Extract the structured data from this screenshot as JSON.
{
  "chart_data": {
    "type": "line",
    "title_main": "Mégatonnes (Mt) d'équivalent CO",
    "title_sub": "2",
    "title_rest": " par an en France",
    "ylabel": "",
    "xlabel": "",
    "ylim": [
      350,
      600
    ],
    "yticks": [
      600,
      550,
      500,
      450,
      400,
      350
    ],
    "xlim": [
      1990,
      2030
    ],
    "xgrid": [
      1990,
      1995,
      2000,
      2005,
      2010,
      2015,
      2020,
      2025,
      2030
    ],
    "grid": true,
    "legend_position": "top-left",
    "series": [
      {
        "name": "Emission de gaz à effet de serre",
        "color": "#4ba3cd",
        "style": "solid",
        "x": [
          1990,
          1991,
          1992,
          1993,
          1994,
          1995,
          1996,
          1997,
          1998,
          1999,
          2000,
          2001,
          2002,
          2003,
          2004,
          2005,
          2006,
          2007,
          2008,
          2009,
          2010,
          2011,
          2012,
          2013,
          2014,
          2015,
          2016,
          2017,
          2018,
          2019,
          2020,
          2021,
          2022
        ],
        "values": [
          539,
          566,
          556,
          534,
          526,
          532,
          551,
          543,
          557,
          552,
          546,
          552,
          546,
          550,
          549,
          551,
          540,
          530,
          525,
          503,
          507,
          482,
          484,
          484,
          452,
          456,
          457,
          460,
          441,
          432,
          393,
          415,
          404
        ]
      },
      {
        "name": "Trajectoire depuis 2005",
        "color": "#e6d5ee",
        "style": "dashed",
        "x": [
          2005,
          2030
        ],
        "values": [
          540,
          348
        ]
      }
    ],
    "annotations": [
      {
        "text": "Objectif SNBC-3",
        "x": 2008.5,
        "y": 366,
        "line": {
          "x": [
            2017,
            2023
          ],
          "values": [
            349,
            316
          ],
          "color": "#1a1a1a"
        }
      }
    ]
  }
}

===============

• The problem: Tally the lines in these entries that have the string "name" in them, then answer with the count and nothing else.

• The response: 2